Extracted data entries

====================

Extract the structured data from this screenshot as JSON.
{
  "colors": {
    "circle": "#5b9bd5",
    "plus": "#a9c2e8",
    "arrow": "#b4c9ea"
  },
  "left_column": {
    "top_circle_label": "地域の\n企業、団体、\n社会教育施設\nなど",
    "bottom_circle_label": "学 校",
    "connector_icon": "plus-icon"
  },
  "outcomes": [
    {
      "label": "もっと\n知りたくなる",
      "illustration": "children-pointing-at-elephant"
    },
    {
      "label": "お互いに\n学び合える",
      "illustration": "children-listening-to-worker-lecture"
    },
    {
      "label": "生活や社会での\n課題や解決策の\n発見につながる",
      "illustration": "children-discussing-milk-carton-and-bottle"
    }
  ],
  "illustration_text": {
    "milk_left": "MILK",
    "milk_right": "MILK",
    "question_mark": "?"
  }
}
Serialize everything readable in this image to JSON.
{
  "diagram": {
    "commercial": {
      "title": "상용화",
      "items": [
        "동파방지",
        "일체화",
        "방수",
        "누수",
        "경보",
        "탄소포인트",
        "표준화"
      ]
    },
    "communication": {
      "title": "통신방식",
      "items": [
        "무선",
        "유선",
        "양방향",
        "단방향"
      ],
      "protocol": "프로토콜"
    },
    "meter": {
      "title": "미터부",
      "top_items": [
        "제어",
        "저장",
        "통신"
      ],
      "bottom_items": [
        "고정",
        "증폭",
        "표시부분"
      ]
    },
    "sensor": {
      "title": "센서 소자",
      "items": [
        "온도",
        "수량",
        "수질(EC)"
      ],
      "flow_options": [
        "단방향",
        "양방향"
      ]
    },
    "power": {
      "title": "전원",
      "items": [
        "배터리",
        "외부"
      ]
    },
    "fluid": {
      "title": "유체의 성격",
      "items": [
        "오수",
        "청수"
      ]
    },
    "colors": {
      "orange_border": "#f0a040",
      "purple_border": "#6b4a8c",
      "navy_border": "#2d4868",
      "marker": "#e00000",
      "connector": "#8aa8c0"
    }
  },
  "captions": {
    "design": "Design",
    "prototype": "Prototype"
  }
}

====================

◆ **Exercise prompt**
Gather each line of the records holding the string "plus".

◆ **Output below**
    "plus": "#a9c2e8",
    "connector_icon": "plus-icon"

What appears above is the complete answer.